• [Data listing]
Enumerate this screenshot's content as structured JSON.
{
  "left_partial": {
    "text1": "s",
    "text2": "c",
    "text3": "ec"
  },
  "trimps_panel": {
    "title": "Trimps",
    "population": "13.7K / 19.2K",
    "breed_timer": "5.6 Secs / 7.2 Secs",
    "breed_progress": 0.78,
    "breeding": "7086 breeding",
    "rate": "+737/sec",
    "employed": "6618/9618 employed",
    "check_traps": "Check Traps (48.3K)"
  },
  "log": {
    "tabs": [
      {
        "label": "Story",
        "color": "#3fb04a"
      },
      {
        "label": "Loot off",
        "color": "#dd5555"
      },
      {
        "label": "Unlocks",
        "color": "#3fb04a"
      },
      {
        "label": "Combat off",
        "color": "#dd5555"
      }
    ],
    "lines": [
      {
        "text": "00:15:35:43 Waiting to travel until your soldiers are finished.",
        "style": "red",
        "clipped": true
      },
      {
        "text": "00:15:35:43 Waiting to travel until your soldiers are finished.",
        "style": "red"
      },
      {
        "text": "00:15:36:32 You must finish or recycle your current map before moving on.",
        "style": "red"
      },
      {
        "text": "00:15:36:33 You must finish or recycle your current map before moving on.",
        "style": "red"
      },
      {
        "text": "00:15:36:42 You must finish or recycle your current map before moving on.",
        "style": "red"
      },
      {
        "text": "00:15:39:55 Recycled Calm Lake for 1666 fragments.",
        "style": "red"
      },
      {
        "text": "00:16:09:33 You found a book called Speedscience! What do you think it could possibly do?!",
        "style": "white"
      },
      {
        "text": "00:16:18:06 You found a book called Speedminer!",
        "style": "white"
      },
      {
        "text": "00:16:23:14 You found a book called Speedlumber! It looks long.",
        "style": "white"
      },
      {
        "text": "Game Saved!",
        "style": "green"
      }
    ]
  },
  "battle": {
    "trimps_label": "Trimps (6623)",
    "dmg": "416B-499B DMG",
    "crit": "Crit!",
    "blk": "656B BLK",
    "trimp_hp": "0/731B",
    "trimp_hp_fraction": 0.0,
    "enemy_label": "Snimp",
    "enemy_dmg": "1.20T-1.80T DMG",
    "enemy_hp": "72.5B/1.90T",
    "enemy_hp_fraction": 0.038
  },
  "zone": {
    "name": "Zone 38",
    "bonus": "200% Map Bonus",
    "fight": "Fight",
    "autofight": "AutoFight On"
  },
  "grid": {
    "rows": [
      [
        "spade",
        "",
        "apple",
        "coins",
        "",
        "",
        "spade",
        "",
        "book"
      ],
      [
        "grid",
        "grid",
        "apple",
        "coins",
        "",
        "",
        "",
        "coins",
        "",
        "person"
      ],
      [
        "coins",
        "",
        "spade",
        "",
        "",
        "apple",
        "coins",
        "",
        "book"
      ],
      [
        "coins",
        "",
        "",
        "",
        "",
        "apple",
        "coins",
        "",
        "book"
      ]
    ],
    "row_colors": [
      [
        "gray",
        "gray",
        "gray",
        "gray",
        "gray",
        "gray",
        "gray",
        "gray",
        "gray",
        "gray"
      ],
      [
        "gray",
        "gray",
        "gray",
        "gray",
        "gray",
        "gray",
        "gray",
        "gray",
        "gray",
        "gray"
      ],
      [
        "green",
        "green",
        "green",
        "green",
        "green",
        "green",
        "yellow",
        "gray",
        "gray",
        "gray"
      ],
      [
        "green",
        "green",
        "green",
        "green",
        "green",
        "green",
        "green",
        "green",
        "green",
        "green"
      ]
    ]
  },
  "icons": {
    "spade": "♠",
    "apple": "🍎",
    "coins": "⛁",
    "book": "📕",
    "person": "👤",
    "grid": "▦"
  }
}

• [To do]
Please reproduce every line of the material word for word.

• [Finished answer]
Enumerate this screenshot's content as structured JSON.
{
  "left_partial": {
    "text1": "s",
    "text2": "c",
    "text3": "ec"
  },
  "trimps_panel": {
    "title": "Trimps",
    "population": "13.7K / 19.2K",
    "breed_timer": "5.6 Secs / 7.2 Secs",
    "breed_progress": 0.78,
    "breeding": "7086 breeding",
    "rate": "+737/sec",
    "employed": "6618/9618 employed",
    "check_traps": "Check Traps (48.3K)"
  },
  "log": {
    "tabs": [
      {
        "label": "Story",
        "color": "#3fb04a"
      },
      {
        "label": "Loot off",
        "color": "#dd5555"
      },
      {
        "label": "Unlocks",
        "color": "#3fb04a"
      },
      {
        "label": "Combat off",
        "color": "#dd5555"
      }
    ],
    "lines": [
      {
        "text": "00:15:35:43 Waiting to travel until your soldiers are finished.",
        "style": "red",
        "clipped": true
      },
      {
        "text": "00:15:35:43 Waiting to travel until your soldiers are finished.",
        "style": "red"
      },
      {
        "text": "00:15:36:32 You must finish or recycle your current map before moving on.",
        "style": "red"
      },
      {
        "text": "00:15:36:33 You must finish or recycle your current map before moving on.",
        "style": "red"
      },
      {
        "text": "00:15:36:42 You must finish or recycle your current map before moving on.",
        "style": "red"
      },
      {
        "text": "00:15:39:55 Recycled Calm Lake for 1666 fragments.",
        "style": "red"
      },
      {
        "text": "00:16:09:33 You found a book called Speedscience! What do you think it could possibly do?!",
        "style": "white"
      },
      {
        "text": "00:16:18:06 You found a book called Speedminer!",
        "style": "white"
      },
      {
        "text": "00:16:23:14 You found a book called Speedlumber! It looks long.",
        "style": "white"
      },
      {
        "text": "Game Saved!",
        "style": "green"
      }
    ]
  },
  "battle": {
    "trimps_label": "Trimps (6623)",
    "dmg": "416B-499B DMG",
    "crit": "Crit!",
    "blk": "656B BLK",
    "trimp_hp": "0/731B",
    "trimp_hp_fraction": 0.0,
    "enemy_label": "Snimp",
    "enemy_dmg": "1.20T-1.80T DMG",
    "enemy_hp": "72.5B/1.90T",
    "enemy_hp_fraction": 0.038
  },
  "zone": {
    "name": "Zone 38",
    "bonus": "200% Map Bonus",
    "fight": "Fight",
    "autofight": "AutoFight On"
  },
  "grid": {
    "rows": [
      [
        "spade",
        "",
        "apple",
        "coins",
        "",
        "",
        "spade",
        "",
        "book"
      ],
      [
        "grid",
        "grid",
        "apple",
        "coins",
        "",
        "",
        "",
        "coins",
        "",
        "person"
      ],
      [
        "coins",
        "",
        "spade",
        "",
        "",
        "apple",
        "coins",
        "",
        "book"
      ],
      [
        "coins",
        "",
        "",
        "",
        "",
        "apple",
        "coins",
        "",
        "book"
      ]
    ],
    "row_colors": [
      [
        "gray",
        "gray",
        "gray",
        "gray",
        "gray",
        "gray",
        "gray",
        "gray",
        "gray",
        "gray"
      ],
      [
        "gray",
        "gray",
        "gray",
        "gray",
        "gray",
        "gray",
        "gray",
        "gray",
        "gray",
        "gray"
      ],
      [
        "green",
        "green",
        "green",
        "green",
        "green",
        "green",
        "yellow",
        "gray",
        "gray",
        "gray"
      ],
      [
        "green",
        "green",
        "green",
        "green",
        "green",
        "green",
        "green",
        "green",
        "green",
        "green"
      ]
    ]
  },
  "icons": {
    "spade": "♠",
    "apple": "🍎",
    "coins": "⛁",
    "book": "📕",
    "person": "👤",
    "grid": "▦"
  }
}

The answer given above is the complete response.